(TEXT BLOCK Opens)

I disagree with Les, I don’t see how flooding storms can ensue, and never have. 
 But we’ve been over that point and I see no point in beating a dead horse. 
There was really no reason to bring it up again.

More specifically, I don’t see that “MUST NOT” buys us anything over “should 
not”.  What are we going to do if the operator chooses not to comply? Write a 
ticket? Wag our finger at them? If it was a protocol implementation feature, we 
would shrug our shoulders and say “bad implementation”. Since this is 
operational, and the consequences will impact the operator, I don’t think we 
would have any impact, especially after the fact.


> -  for a MUST implement knob to enable/disable (MAY/SHOULD on a per TLV 
> basis?). And possibly a SHOULD NOT be enabled by default. Current text says 
> RECOMMENDED and I don’t feel that this is enough given that this involves an 
> interop issue, and that some vendors/implementers tends to only implements 
> MUST.
>  
> [LES:] I am fine either way. But as you are trying to apply normative 
> language to a behavior which is not reflected “on the wire”, it is hard to 
> see that there is any ability to enforce this.
> SHOULD/RECOMMENDED seems appropriate to me.


I concur with Les here. This is not meant to be a BCP about how to run the 
network.


>  - a CLI and I would also suggest the document to specify a YANG extension to 
> allow network operators to know whether a given implementation support this 
> or not (on a per TLV basis?)
>  
> [LES:] This makes sense to me.


I can get behind saying that there should be a CLI output and a YANG model 
extension/augmentation.  If you’re asking us to actually propose the YANG 
augmentation, I would be very hesitant due to the OpenConfig/IETF split.

(TEXT BLOCK Closes)
(LISTED ENTRIES Opens)

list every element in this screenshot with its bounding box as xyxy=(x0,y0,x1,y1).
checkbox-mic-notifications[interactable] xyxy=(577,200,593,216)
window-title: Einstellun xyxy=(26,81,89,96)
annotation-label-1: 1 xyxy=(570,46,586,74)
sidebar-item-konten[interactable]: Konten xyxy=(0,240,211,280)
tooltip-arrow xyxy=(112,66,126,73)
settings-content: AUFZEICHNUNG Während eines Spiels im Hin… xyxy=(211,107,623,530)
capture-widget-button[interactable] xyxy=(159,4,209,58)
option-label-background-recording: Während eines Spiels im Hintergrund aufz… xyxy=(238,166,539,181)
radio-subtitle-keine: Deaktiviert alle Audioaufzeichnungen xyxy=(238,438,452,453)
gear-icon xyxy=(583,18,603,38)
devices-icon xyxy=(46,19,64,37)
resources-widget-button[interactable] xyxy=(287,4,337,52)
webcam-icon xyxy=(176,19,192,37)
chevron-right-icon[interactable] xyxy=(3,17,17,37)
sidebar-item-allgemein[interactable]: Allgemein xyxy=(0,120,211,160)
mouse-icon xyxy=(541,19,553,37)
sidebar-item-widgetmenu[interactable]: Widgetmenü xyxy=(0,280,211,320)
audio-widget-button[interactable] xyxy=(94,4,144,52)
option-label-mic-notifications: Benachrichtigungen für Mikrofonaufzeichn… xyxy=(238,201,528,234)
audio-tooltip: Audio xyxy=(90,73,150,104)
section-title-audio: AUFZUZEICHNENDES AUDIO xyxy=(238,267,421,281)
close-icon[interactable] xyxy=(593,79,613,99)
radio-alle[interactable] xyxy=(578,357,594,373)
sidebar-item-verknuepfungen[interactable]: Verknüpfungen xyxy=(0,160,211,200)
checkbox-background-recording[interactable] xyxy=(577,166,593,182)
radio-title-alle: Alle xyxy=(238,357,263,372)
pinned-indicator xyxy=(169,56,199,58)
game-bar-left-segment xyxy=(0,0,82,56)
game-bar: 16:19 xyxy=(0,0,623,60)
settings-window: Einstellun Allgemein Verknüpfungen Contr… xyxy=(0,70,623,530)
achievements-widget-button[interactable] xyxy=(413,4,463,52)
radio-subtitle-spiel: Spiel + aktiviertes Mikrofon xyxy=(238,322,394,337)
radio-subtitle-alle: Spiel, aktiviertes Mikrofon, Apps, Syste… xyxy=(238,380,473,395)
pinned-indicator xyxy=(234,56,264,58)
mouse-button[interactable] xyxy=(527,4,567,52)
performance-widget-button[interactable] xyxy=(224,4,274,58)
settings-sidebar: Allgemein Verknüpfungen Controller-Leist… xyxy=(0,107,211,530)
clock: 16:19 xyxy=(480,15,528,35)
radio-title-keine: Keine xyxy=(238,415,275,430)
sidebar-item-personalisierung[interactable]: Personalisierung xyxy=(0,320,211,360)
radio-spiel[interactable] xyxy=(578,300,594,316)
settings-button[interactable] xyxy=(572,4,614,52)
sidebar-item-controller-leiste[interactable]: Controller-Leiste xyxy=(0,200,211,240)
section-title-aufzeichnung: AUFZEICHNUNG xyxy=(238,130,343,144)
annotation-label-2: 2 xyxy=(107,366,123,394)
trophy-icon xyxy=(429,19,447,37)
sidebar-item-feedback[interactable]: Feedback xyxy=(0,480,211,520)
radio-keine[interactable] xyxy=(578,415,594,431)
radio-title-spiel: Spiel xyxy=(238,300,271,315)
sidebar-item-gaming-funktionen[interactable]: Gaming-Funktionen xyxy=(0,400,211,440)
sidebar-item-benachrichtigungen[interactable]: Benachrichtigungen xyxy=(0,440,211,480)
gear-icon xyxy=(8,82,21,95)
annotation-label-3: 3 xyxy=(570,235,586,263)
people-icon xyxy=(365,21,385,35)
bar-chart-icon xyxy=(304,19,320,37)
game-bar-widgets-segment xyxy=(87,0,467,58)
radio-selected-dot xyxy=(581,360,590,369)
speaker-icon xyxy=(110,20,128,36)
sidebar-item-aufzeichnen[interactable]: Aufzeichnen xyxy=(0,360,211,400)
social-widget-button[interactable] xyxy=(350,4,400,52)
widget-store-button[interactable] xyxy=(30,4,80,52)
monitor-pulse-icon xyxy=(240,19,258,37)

(LISTED ENTRIES Closes)

## [WHAT TO DO]
- a) Duplicate the part of the email starting with "I disagree with" and going on through "after the fact.".
- b) Translate this sentence from the email into Spanish: "This is not meant to be a BCP about how to run the network."

## [RESULTS IN ORDER]
- a)
I disagree with Les, I don’t see how flooding storms can ensue, and never have. 
 But we’ve been over that point and I see no point in beating a dead horse. 
There was really no reason to bring it up again.

More specifically, I don’t see that “MUST NOT” buys us anything over “should 
not”.  What are we going to do if the operator chooses not to comply? Write a 
ticket? Wag our finger at them? If it was a protocol implementation feature, we 
would shrug our shoulders and say “bad implementation”. Since this is 
operational, and the consequences will impact the operator, I don’t think we 
would have any impact, especially after the fact.

- b) Esto no pretende ser un BCP sobre cómo operar la red.